▶ **WRITTEN INSTRUCTION**
Write the material out again exactly.

▶ **DATASET CONTENT**
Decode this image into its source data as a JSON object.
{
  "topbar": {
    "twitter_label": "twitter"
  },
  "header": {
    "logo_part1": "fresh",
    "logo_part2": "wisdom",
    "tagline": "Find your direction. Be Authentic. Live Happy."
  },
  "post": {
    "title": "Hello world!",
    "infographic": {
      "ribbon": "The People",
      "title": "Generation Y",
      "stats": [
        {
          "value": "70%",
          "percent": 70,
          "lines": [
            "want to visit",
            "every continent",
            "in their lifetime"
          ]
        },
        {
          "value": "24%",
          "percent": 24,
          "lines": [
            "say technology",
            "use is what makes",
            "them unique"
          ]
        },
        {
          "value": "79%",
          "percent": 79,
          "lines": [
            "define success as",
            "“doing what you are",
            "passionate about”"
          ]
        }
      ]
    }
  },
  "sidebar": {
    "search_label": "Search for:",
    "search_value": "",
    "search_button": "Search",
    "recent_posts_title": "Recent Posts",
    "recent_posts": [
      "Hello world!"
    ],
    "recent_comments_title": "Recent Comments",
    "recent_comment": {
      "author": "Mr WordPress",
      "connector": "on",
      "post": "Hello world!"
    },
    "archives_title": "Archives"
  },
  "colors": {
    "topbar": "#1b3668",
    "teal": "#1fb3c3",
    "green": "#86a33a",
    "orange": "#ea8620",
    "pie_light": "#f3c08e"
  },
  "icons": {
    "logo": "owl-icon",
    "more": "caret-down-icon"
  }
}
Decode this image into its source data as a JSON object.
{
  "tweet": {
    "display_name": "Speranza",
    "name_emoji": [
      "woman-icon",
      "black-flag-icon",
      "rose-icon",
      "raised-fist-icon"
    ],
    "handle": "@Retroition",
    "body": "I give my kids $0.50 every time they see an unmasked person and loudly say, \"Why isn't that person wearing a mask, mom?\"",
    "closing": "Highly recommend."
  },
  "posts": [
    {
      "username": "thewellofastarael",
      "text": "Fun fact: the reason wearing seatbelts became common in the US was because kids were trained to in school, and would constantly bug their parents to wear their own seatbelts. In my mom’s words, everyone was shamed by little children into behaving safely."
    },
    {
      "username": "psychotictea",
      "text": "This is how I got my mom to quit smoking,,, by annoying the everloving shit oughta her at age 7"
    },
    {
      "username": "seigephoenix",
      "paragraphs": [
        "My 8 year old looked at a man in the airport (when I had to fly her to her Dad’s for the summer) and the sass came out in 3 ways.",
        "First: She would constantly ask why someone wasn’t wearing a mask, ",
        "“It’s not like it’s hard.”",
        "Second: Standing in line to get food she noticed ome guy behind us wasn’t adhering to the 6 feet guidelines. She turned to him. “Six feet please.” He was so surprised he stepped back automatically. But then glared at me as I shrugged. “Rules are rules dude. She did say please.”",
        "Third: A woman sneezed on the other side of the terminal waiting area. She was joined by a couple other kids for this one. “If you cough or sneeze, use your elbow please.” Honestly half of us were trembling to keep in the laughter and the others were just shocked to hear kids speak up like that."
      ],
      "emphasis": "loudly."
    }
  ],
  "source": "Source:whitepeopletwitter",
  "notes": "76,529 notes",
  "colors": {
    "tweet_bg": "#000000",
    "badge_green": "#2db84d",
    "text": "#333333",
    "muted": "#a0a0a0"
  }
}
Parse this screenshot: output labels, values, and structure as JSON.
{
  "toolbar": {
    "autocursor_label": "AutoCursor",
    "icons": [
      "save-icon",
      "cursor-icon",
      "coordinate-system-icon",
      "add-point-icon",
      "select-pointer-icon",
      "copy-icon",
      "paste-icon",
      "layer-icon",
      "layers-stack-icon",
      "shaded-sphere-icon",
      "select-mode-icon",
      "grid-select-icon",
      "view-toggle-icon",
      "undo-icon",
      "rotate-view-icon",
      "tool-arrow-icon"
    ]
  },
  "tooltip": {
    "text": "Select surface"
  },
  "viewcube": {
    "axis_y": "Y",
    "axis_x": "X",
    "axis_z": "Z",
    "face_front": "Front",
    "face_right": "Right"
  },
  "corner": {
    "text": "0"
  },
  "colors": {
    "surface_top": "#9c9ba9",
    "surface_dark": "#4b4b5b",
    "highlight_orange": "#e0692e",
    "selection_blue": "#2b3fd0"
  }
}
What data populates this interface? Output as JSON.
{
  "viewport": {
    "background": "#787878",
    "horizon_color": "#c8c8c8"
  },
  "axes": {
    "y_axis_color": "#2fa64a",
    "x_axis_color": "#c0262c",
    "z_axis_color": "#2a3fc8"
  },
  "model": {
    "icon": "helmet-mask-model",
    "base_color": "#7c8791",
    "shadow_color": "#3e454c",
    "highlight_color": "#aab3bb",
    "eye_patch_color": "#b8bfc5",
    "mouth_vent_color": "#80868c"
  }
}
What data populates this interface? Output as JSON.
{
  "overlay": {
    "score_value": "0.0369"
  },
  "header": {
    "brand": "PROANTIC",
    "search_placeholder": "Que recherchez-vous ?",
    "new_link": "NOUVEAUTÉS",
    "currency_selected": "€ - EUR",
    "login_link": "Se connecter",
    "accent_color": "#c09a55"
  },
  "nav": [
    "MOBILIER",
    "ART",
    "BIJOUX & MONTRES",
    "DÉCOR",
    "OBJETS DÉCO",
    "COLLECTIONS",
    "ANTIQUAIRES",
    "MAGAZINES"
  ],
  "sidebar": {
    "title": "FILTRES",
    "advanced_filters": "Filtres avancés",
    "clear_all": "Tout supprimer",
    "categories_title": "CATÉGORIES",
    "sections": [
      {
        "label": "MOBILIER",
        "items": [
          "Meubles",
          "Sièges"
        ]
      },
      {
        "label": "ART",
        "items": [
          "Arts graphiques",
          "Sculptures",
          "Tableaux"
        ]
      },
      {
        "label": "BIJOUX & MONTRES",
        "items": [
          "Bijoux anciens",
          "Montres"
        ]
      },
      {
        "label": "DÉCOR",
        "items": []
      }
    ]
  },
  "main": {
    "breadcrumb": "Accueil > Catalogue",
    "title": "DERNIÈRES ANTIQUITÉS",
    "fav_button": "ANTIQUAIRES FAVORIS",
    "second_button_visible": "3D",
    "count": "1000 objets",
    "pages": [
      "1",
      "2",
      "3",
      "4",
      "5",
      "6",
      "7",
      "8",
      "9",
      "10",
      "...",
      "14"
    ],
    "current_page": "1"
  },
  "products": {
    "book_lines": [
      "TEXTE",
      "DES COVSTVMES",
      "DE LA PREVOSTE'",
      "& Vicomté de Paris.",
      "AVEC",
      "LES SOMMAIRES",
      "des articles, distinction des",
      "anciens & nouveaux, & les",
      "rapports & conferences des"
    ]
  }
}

▶ **EXERCISE RESULT**
Decode this image into its source data as a JSON object.
{
  "topbar": {
    "twitter_label": "twitter"
  },
  "header": {
    "logo_part1": "fresh",
    "logo_part2": "wisdom",
    "tagline": "Find your direction. Be Authentic. Live Happy."
  },
  "post": {
    "title": "Hello world!",
    "infographic": {
      "ribbon": "The People",
      "title": "Generation Y",
      "stats": [
        {
          "value": "70%",
          "percent": 70,
          "lines": [
            "want to visit",
            "every continent",
            "in their lifetime"
          ]
        },
        {
          "value": "24%",
          "percent": 24,
          "lines": [
            "say technology",
            "use is what makes",
            "them unique"
          ]
        },
        {
          "value": "79%",
          "percent": 79,
          "lines": [
            "define success as",
            "“doing what you are",
            "passionate about”"
          ]
        }
      ]
    }
  },
  "sidebar": {
    "search_label": "Search for:",
    "search_value": "",
    "search_button": "Search",
    "recent_posts_title": "Recent Posts",
    "recent_posts": [
      "Hello world!"
    ],
    "recent_comments_title": "Recent Comments",
    "recent_comment": {
      "author": "Mr WordPress",
      "connector": "on",
      "post": "Hello world!"
    },
    "archives_title": "Archives"
  },
  "colors": {
    "topbar": "#1b3668",
    "teal": "#1fb3c3",
    "green": "#86a33a",
    "orange": "#ea8620",
    "pie_light": "#f3c08e"
  },
  "icons": {
    "logo": "owl-icon",
    "more": "caret-down-icon"
  }
}
Decode this image into its source data as a JSON object.
{
  "tweet": {
    "display_name": "Speranza",
    "name_emoji": [
      "woman-icon",
      "black-flag-icon",
      "rose-icon",
      "raised-fist-icon"
    ],
    "handle": "@Retroition",
    "body": "I give my kids $0.50 every time they see an unmasked person and loudly say, \"Why isn't that person wearing a mask, mom?\"",
    "closing": "Highly recommend."
  },
  "posts": [
    {
      "username": "thewellofastarael",
      "text": "Fun fact: the reason wearing seatbelts became common in the US was because kids were trained to in school, and would constantly bug their parents to wear their own seatbelts. In my mom’s words, everyone was shamed by little children into behaving safely."
    },
    {
      "username": "psychotictea",
      "text": "This is how I got my mom to quit smoking,,, by annoying the everloving shit oughta her at age 7"
    },
    {
      "username": "seigephoenix",
      "paragraphs": [
        "My 8 year old looked at a man in the airport (when I had to fly her to her Dad’s for the summer) and the sass came out in 3 ways.",
        "First: She would constantly ask why someone wasn’t wearing a mask, ",
        "“It’s not like it’s hard.”",
        "Second: Standing in line to get food she noticed ome guy behind us wasn’t adhering to the 6 feet guidelines. She turned to him. “Six feet please.” He was so surprised he stepped back automatically. But then glared at me as I shrugged. “Rules are rules dude. She did say please.”",
        "Third: A woman sneezed on the other side of the terminal waiting area. She was joined by a couple other kids for this one. “If you cough or sneeze, use your elbow please.” Honestly half of us were trembling to keep in the laughter and the others were just shocked to hear kids speak up like that."
      ],
      "emphasis": "loudly."
    }
  ],
  "source": "Source:whitepeopletwitter",
  "notes": "76,529 notes",
  "colors": {
    "tweet_bg": "#000000",
    "badge_green": "#2db84d",
    "text": "#333333",
    "muted": "#a0a0a0"
  }
}
Parse this screenshot: output labels, values, and structure as JSON.
{
  "toolbar": {
    "autocursor_label": "AutoCursor",
    "icons": [
      "save-icon",
      "cursor-icon",
      "coordinate-system-icon",
      "add-point-icon",
      "select-pointer-icon",
      "copy-icon",
      "paste-icon",
      "layer-icon",
      "layers-stack-icon",
      "shaded-sphere-icon",
      "select-mode-icon",
      "grid-select-icon",
      "view-toggle-icon",
      "undo-icon",
      "rotate-view-icon",
      "tool-arrow-icon"
    ]
  },
  "tooltip": {
    "text": "Select surface"
  },
  "viewcube": {
    "axis_y": "Y",
    "axis_x": "X",
    "axis_z": "Z",
    "face_front": "Front",
    "face_right": "Right"
  },
  "corner": {
    "text": "0"
  },
  "colors": {
    "surface_top": "#9c9ba9",
    "surface_dark": "#4b4b5b",
    "highlight_orange": "#e0692e",
    "selection_blue": "#2b3fd0"
  }
}
What data populates this interface? Output as JSON.
{
  "viewport": {
    "background": "#787878",
    "horizon_color": "#c8c8c8"
  },
  "axes": {
    "y_axis_color": "#2fa64a",
    "x_axis_color": "#c0262c",
    "z_axis_color": "#2a3fc8"
  },
  "model": {
    "icon": "helmet-mask-model",
    "base_color": "#7c8791",
    "shadow_color": "#3e454c",
    "highlight_color": "#aab3bb",
    "eye_patch_color": "#b8bfc5",
    "mouth_vent_color": "#80868c"
  }
}
What data populates this interface? Output as JSON.
{
  "overlay": {
    "score_value": "0.0369"
  },
  "header": {
    "brand": "PROANTIC",
    "search_placeholder": "Que recherchez-vous ?",
    "new_link": "NOUVEAUTÉS",
    "currency_selected": "€ - EUR",
    "login_link": "Se connecter",
    "accent_color": "#c09a55"
  },
  "nav": [
    "MOBILIER",
    "ART",
    "BIJOUX & MONTRES",
    "DÉCOR",
    "OBJETS DÉCO",
    "COLLECTIONS",
    "ANTIQUAIRES",
    "MAGAZINES"
  ],
  "sidebar": {
    "title": "FILTRES",
    "advanced_filters": "Filtres avancés",
    "clear_all": "Tout supprimer",
    "categories_title": "CATÉGORIES",
    "sections": [
      {
        "label": "MOBILIER",
        "items": [
          "Meubles",
          "Sièges"
        ]
      },
      {
        "label": "ART",
        "items": [
          "Arts graphiques",
          "Sculptures",
          "Tableaux"
        ]
      },
      {
        "label": "BIJOUX & MONTRES",
        "items": [
          "Bijoux anciens",
          "Montres"
        ]
      },
      {
        "label": "DÉCOR",
        "items": []
      }
    ]
  },
  "main": {
    "breadcrumb": "Accueil > Catalogue",
    "title": "DERNIÈRES ANTIQUITÉS",
    "fav_button": "ANTIQUAIRES FAVORIS",
    "second_button_visible": "3D",
    "count": "1000 objets",
    "pages": [
      "1",
      "2",
      "3",
      "4",
      "5",
      "6",
      "7",
      "8",
      "9",
      "10",
      "...",
      "14"
    ],
    "current_page": "1"
  },
  "products": {
    "book_lines": [
      "TEXTE",
      "DES COVSTVMES",
      "DE LA PREVOSTE'",
      "& Vicomté de Paris.",
      "AVEC",
      "LES SOMMAIRES",
      "des articles, distinction des",
      "anciens & nouveaux, & les",
      "rapports & conferences des"
    ]
  }
}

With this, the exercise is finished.